===== Excerpted data =====

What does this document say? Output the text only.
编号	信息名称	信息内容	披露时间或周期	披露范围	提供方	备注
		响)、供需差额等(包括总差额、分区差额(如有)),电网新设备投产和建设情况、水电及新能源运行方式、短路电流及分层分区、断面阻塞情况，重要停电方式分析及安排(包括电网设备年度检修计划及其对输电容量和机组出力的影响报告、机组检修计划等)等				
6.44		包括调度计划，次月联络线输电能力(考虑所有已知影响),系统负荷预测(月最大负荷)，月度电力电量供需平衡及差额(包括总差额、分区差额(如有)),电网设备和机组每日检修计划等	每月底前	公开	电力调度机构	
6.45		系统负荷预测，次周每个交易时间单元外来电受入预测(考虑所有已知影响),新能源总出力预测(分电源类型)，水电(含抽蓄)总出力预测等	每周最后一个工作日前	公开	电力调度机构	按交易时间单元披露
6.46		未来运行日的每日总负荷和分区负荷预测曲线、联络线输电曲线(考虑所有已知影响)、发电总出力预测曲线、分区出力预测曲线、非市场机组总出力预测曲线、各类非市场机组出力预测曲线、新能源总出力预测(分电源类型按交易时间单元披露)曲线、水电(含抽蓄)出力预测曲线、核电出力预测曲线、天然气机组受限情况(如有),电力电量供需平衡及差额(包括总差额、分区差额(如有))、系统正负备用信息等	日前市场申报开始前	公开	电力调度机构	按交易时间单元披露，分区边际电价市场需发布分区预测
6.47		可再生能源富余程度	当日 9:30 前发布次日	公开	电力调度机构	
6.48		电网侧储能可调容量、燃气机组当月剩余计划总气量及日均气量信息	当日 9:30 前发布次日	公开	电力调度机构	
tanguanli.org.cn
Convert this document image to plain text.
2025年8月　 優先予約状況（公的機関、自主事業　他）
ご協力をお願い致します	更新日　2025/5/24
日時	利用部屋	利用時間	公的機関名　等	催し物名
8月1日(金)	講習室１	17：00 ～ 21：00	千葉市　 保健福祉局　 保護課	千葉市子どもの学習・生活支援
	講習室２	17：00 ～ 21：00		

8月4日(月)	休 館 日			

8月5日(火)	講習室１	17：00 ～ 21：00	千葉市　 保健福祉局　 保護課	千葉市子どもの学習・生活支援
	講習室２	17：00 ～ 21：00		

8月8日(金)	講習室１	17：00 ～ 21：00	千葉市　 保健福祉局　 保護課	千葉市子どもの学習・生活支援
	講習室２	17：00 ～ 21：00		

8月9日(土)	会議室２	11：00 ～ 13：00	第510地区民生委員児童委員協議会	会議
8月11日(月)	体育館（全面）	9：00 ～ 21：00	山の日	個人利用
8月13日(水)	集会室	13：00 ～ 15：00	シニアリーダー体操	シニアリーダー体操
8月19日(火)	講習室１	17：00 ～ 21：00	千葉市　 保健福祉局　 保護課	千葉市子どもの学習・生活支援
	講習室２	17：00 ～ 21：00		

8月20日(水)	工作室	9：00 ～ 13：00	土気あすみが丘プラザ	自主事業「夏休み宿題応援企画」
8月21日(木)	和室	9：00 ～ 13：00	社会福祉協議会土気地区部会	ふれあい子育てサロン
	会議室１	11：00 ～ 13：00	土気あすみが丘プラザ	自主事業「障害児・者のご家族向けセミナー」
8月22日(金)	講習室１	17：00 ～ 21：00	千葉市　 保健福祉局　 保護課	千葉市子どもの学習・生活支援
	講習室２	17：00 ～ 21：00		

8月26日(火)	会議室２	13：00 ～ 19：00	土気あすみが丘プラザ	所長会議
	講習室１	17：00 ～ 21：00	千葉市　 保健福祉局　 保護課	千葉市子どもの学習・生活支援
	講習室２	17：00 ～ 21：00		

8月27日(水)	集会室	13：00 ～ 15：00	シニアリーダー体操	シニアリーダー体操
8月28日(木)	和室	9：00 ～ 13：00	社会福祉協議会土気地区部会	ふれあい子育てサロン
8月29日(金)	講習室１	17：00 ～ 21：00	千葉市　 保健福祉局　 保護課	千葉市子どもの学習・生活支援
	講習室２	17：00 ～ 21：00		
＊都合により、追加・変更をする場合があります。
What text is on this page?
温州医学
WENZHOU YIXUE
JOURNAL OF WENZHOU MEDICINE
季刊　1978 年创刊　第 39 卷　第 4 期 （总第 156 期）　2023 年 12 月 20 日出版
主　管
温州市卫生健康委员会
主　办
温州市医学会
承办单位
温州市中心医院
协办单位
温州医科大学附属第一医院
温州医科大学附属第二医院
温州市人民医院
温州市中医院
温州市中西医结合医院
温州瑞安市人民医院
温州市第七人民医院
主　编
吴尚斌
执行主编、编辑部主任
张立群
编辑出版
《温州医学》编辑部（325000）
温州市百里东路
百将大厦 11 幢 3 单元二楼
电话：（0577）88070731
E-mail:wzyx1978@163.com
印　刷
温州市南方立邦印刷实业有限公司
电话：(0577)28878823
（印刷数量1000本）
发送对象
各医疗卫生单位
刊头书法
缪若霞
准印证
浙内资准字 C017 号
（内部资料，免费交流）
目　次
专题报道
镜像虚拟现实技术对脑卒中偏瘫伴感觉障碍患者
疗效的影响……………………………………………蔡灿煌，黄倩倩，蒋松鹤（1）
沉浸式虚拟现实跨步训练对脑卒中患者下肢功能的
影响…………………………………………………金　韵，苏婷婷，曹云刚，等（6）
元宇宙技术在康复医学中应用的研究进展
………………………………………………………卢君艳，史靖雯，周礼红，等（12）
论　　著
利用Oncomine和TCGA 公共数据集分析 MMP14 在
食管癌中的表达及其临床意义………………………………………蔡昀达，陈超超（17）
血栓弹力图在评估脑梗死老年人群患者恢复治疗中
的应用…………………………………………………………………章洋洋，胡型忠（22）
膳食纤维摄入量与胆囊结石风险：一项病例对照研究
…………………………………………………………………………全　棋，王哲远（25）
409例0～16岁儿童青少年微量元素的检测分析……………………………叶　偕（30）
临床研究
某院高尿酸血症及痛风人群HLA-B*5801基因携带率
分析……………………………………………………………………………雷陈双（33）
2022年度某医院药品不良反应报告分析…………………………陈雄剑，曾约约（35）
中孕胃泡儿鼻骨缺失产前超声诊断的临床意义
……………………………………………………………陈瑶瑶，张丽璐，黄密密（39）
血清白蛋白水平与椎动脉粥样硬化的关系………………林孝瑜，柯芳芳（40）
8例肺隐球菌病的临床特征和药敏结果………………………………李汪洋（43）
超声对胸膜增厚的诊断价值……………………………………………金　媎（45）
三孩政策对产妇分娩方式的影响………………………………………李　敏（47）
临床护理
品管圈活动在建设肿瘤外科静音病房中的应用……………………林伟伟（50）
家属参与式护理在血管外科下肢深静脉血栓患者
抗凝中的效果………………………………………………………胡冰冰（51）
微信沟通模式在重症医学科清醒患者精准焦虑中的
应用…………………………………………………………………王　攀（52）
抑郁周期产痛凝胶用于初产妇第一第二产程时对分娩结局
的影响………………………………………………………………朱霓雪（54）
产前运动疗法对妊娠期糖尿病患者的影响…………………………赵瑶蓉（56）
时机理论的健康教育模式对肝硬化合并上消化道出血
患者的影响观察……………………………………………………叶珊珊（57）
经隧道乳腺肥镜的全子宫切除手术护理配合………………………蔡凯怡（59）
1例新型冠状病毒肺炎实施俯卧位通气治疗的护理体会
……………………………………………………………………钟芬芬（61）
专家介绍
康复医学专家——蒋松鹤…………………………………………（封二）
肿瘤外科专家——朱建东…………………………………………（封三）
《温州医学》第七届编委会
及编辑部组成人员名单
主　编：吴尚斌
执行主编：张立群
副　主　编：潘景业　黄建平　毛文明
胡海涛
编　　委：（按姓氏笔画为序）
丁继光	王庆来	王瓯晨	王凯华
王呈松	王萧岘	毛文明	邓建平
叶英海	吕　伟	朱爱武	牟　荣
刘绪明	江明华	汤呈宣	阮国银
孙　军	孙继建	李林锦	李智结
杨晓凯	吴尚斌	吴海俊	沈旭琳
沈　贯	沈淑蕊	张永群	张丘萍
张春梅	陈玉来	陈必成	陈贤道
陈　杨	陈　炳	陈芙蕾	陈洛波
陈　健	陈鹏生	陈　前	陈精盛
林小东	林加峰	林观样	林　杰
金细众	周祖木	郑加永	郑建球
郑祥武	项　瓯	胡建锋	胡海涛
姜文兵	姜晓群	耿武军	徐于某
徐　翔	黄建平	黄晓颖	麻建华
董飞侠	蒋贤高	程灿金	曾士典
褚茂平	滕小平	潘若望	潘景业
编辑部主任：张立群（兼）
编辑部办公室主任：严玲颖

=====

Scan the records above for the string "document", then report every line that contains it.

What does this document say? Output the text only.
Convert this document image to plain text.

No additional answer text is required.